Copy the data exactly; pictures stay out of the copy.

— START OF Dataset —

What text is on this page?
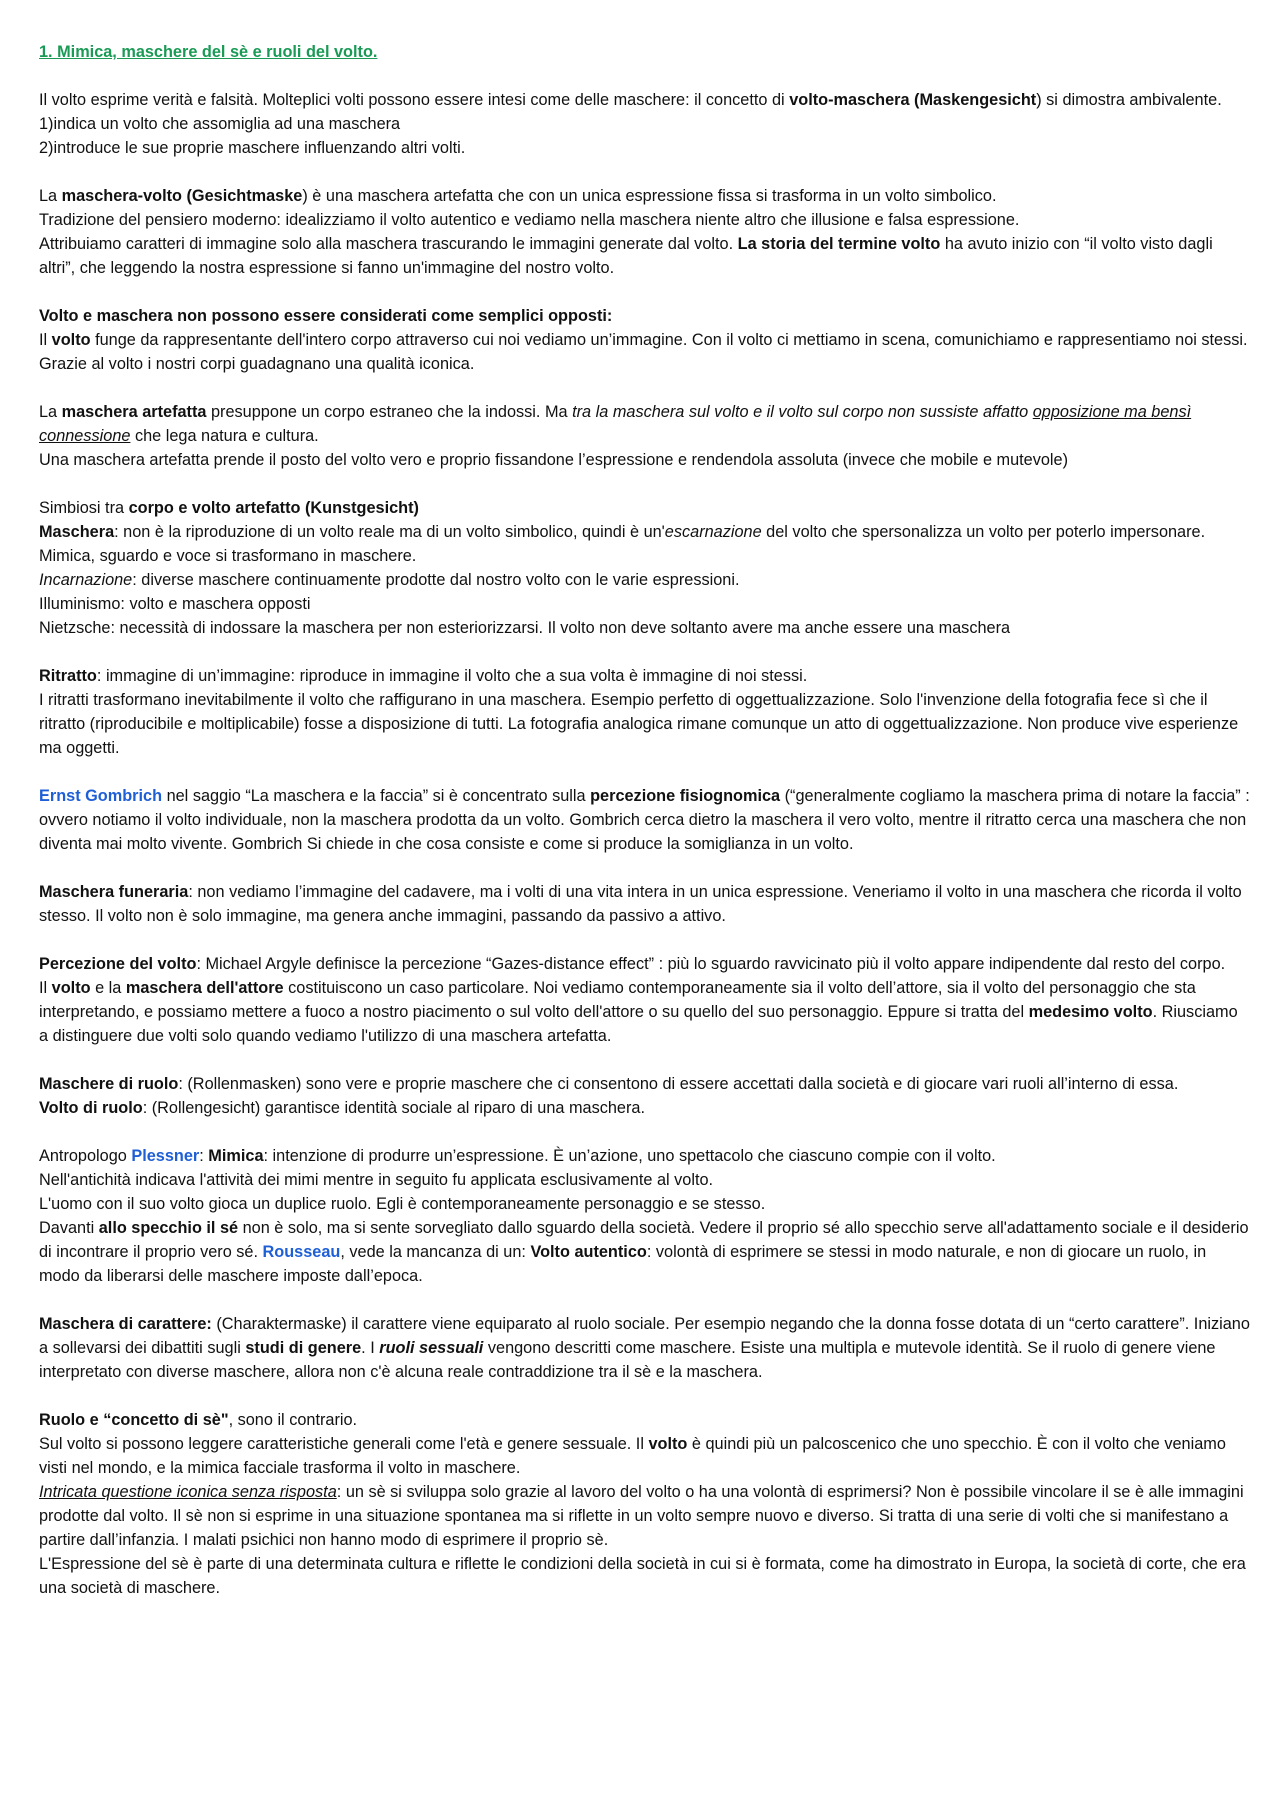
1. Mimica, maschere del sè e ruoli del volto.

Il volto esprime verità e falsità. Molteplici volti possono essere intesi come delle maschere: il concetto di volto-maschera (Maskengesicht) si dimostra ambivalente.
1)indica un volto che assomiglia ad una maschera
2)introduce le sue proprie maschere influenzando altri volti.

La maschera-volto (Gesichtmaske) è una maschera artefatta che con un unica espressione fissa si trasforma in un volto simbolico.
Tradizione del pensiero moderno: idealizziamo il volto autentico e vediamo nella maschera niente altro che illusione e falsa espressione.
Attribuiamo caratteri di immagine solo alla maschera trascurando le immagini generate dal volto. La storia del termine volto ha avuto inizio con “il volto visto dagli altri”, che leggendo la nostra espressione si fanno un'immagine del nostro volto.

Volto e maschera non possono essere considerati come semplici opposti:
Il volto funge da rappresentante dell'intero corpo attraverso cui noi vediamo un’immagine. Con il volto ci mettiamo in scena, comunichiamo e rappresentiamo noi stessi. Grazie al volto i nostri corpi guadagnano una qualità iconica.

La maschera artefatta presuppone un corpo estraneo che la indossi. Ma tra la maschera sul volto e il volto sul corpo non sussiste affatto opposizione ma bensì connessione che lega natura e cultura.
Una maschera artefatta prende il posto del volto vero e proprio fissandone l’espressione e rendendola assoluta (invece che mobile e mutevole)

Simbiosi tra corpo e volto artefatto (Kunstgesicht)
Maschera: non è la riproduzione di un volto reale ma di un volto simbolico, quindi è un'escarnazione del volto che spersonalizza un volto per poterlo impersonare. Mimica, sguardo e voce si trasformano in maschere.
Incarnazione: diverse maschere continuamente prodotte dal nostro volto con le varie espressioni.
Illuminismo: volto e maschera opposti
Nietzsche: necessità di indossare la maschera per non esteriorizzarsi. Il volto non deve soltanto avere ma anche essere una maschera

Ritratto: immagine di un’immagine: riproduce in immagine il volto che a sua volta è immagine di noi stessi.
I ritratti trasformano inevitabilmente il volto che raffigurano in una maschera. Esempio perfetto di oggettualizzazione. Solo l'invenzione della fotografia fece sì che il ritratto (riproducibile e moltiplicabile) fosse a disposizione di tutti. La fotografia analogica rimane comunque un atto di oggettualizzazione. Non produce vive esperienze ma oggetti.

Ernst Gombrich nel saggio “La maschera e la faccia” si è concentrato sulla percezione fisiognomica (“generalmente cogliamo la maschera prima di notare la faccia” : ovvero notiamo il volto individuale, non la maschera prodotta da un volto. Gombrich cerca dietro la maschera il vero volto, mentre il ritratto cerca una maschera che non diventa mai molto vivente. Gombrich Si chiede in che cosa consiste e come si produce la somiglianza in un volto.

Maschera funeraria: non vediamo l’immagine del cadavere, ma i volti di una vita intera in un unica espressione. Veneriamo il volto in una maschera che ricorda il volto stesso. Il volto non è solo immagine, ma genera anche immagini, passando da passivo a attivo.

Percezione del volto: Michael Argyle definisce la percezione “Gazes-distance effect” : più lo sguardo ravvicinato più il volto appare indipendente dal resto del corpo.
Il volto e la maschera dell'attore costituiscono un caso particolare. Noi vediamo contemporaneamente sia il volto dell’attore, sia il volto del personaggio che sta interpretando, e possiamo mettere a fuoco a nostro piacimento o sul volto dell'attore o su quello del suo personaggio. Eppure si tratta del medesimo volto. Riusciamo a distinguere due volti solo quando vediamo l'utilizzo di una maschera artefatta.

Maschere di ruolo: (Rollenmasken) sono vere e proprie maschere che ci consentono di essere accettati dalla società e di giocare vari ruoli all’interno di essa.
Volto di ruolo: (Rollengesicht) garantisce identità sociale al riparo di una maschera.

Antropologo Plessner: Mimica: intenzione di produrre un’espressione. È un’azione, uno spettacolo che ciascuno compie con il volto.
Nell'antichità indicava l'attività dei mimi mentre in seguito fu applicata esclusivamente al volto.
L'uomo con il suo volto gioca un duplice ruolo. Egli è contemporaneamente personaggio e se stesso.
Davanti allo specchio il sé non è solo, ma si sente sorvegliato dallo sguardo della società. Vedere il proprio sé allo specchio serve all'adattamento sociale e il desiderio di incontrare il proprio vero sé. Rousseau, vede la mancanza di un: Volto autentico: volontà di esprimere se stessi in modo naturale, e non di giocare un ruolo, in modo da liberarsi delle maschere imposte dall’epoca.

Maschera di carattere: (Charaktermaske) il carattere viene equiparato al ruolo sociale. Per esempio negando che la donna fosse dotata di un “certo carattere”. Iniziano a sollevarsi dei dibattiti sugli studi di genere. I ruoli sessuali vengono descritti come maschere. Esiste una multipla e mutevole identità. Se il ruolo di genere viene interpretato con diverse maschere, allora non c'è alcuna reale contraddizione tra il sè e la maschera.

Ruolo e “concetto di sè", sono il contrario.
Sul volto si possono leggere caratteristiche generali come l'età e genere sessuale. Il volto è quindi più un palcoscenico che uno specchio. È con il volto che veniamo visti nel mondo, e la mimica facciale trasforma il volto in maschere.
Intricata questione iconica senza risposta: un sè si sviluppa solo grazie al lavoro del volto o ha una volontà di esprimersi? Non è possibile vincolare il se è alle immagini prodotte dal volto. Il sè non si esprime in una situazione spontanea ma si riflette in un volto sempre nuovo e diverso. Si tratta di una serie di volti che si manifestano a partire dall’infanzia. I malati psichici non hanno modo di esprimere il proprio sè.
L'Espressione del sè è parte di una determinata cultura e riflette le condizioni della società in cui si è formata, come ha dimostrato in Europa, la società di corte, che era una società di maschere.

— END OF Dataset —

Finished answer:
What text is on this page?
1. Mimica, maschere del sè e ruoli del volto.

Il volto esprime verità e falsità. Molteplici volti possono essere intesi come delle maschere: il concetto di volto-maschera (Maskengesicht) si dimostra ambivalente.
1)indica un volto che assomiglia ad una maschera
2)introduce le sue proprie maschere influenzando altri volti.

La maschera-volto (Gesichtmaske) è una maschera artefatta che con un unica espressione fissa si trasforma in un volto simbolico.
Tradizione del pensiero moderno: idealizziamo il volto autentico e vediamo nella maschera niente altro che illusione e falsa espressione.
Attribuiamo caratteri di immagine solo alla maschera trascurando le immagini generate dal volto. La storia del termine volto ha avuto inizio con “il volto visto dagli altri”, che leggendo la nostra espressione si fanno un'immagine del nostro volto.

Volto e maschera non possono essere considerati come semplici opposti:
Il volto funge da rappresentante dell'intero corpo attraverso cui noi vediamo un’immagine. Con il volto ci mettiamo in scena, comunichiamo e rappresentiamo noi stessi. Grazie al volto i nostri corpi guadagnano una qualità iconica.

La maschera artefatta presuppone un corpo estraneo che la indossi. Ma tra la maschera sul volto e il volto sul corpo non sussiste affatto opposizione ma bensì connessione che lega natura e cultura.
Una maschera artefatta prende il posto del volto vero e proprio fissandone l’espressione e rendendola assoluta (invece che mobile e mutevole)

Simbiosi tra corpo e volto artefatto (Kunstgesicht)
Maschera: non è la riproduzione di un volto reale ma di un volto simbolico, quindi è un'escarnazione del volto che spersonalizza un volto per poterlo impersonare. Mimica, sguardo e voce si trasformano in maschere.
Incarnazione: diverse maschere continuamente prodotte dal nostro volto con le varie espressioni.
Illuminismo: volto e maschera opposti
Nietzsche: necessità di indossare la maschera per non esteriorizzarsi. Il volto non deve soltanto avere ma anche essere una maschera

Ritratto: immagine di un’immagine: riproduce in immagine il volto che a sua volta è immagine di noi stessi.
I ritratti trasformano inevitabilmente il volto che raffigurano in una maschera. Esempio perfetto di oggettualizzazione. Solo l'invenzione della fotografia fece sì che il ritratto (riproducibile e moltiplicabile) fosse a disposizione di tutti. La fotografia analogica rimane comunque un atto di oggettualizzazione. Non produce vive esperienze ma oggetti.

Ernst Gombrich nel saggio “La maschera e la faccia” si è concentrato sulla percezione fisiognomica (“generalmente cogliamo la maschera prima di notare la faccia” : ovvero notiamo il volto individuale, non la maschera prodotta da un volto. Gombrich cerca dietro la maschera il vero volto, mentre il ritratto cerca una maschera che non diventa mai molto vivente. Gombrich Si chiede in che cosa consiste e come si produce la somiglianza in un volto.

Maschera funeraria: non vediamo l’immagine del cadavere, ma i volti di una vita intera in un unica espressione. Veneriamo il volto in una maschera che ricorda il volto stesso. Il volto non è solo immagine, ma genera anche immagini, passando da passivo a attivo.

Percezione del volto: Michael Argyle definisce la percezione “Gazes-distance effect” : più lo sguardo ravvicinato più il volto appare indipendente dal resto del corpo.
Il volto e la maschera dell'attore costituiscono un caso particolare. Noi vediamo contemporaneamente sia il volto dell’attore, sia il volto del personaggio che sta interpretando, e possiamo mettere a fuoco a nostro piacimento o sul volto dell'attore o su quello del suo personaggio. Eppure si tratta del medesimo volto. Riusciamo a distinguere due volti solo quando vediamo l'utilizzo di una maschera artefatta.

Maschere di ruolo: (Rollenmasken) sono vere e proprie maschere che ci consentono di essere accettati dalla società e di giocare vari ruoli all’interno di essa.
Volto di ruolo: (Rollengesicht) garantisce identità sociale al riparo di una maschera.

Antropologo Plessner: Mimica: intenzione di produrre un’espressione. È un’azione, uno spettacolo che ciascuno compie con il volto.
Nell'antichità indicava l'attività dei mimi mentre in seguito fu applicata esclusivamente al volto.
L'uomo con il suo volto gioca un duplice ruolo. Egli è contemporaneamente personaggio e se stesso.
Davanti allo specchio il sé non è solo, ma si sente sorvegliato dallo sguardo della società. Vedere il proprio sé allo specchio serve all'adattamento sociale e il desiderio di incontrare il proprio vero sé. Rousseau, vede la mancanza di un: Volto autentico: volontà di esprimere se stessi in modo naturale, e non di giocare un ruolo, in modo da liberarsi delle maschere imposte dall’epoca.

Maschera di carattere: (Charaktermaske) il carattere viene equiparato al ruolo sociale. Per esempio negando che la donna fosse dotata di un “certo carattere”. Iniziano a sollevarsi dei dibattiti sugli studi di genere. I ruoli sessuali vengono descritti come maschere. Esiste una multipla e mutevole identità. Se il ruolo di genere viene interpretato con diverse maschere, allora non c'è alcuna reale contraddizione tra il sè e la maschera.

Ruolo e “concetto di sè", sono il contrario.
Sul volto si possono leggere caratteristiche generali come l'età e genere sessuale. Il volto è quindi più un palcoscenico che uno specchio. È con il volto che veniamo visti nel mondo, e la mimica facciale trasforma il volto in maschere.
Intricata questione iconica senza risposta: un sè si sviluppa solo grazie al lavoro del volto o ha una volontà di esprimersi? Non è possibile vincolare il se è alle immagini prodotte dal volto. Il sè non si esprime in una situazione spontanea ma si riflette in un volto sempre nuovo e diverso. Si tratta di una serie di volti che si manifestano a partire dall’infanzia. I malati psichici non hanno modo di esprimere il proprio sè.
L'Espressione del sè è parte di una determinata cultura e riflette le condizioni della società in cui si è formata, come ha dimostrato in Europa, la società di corte, che era una società di maschere.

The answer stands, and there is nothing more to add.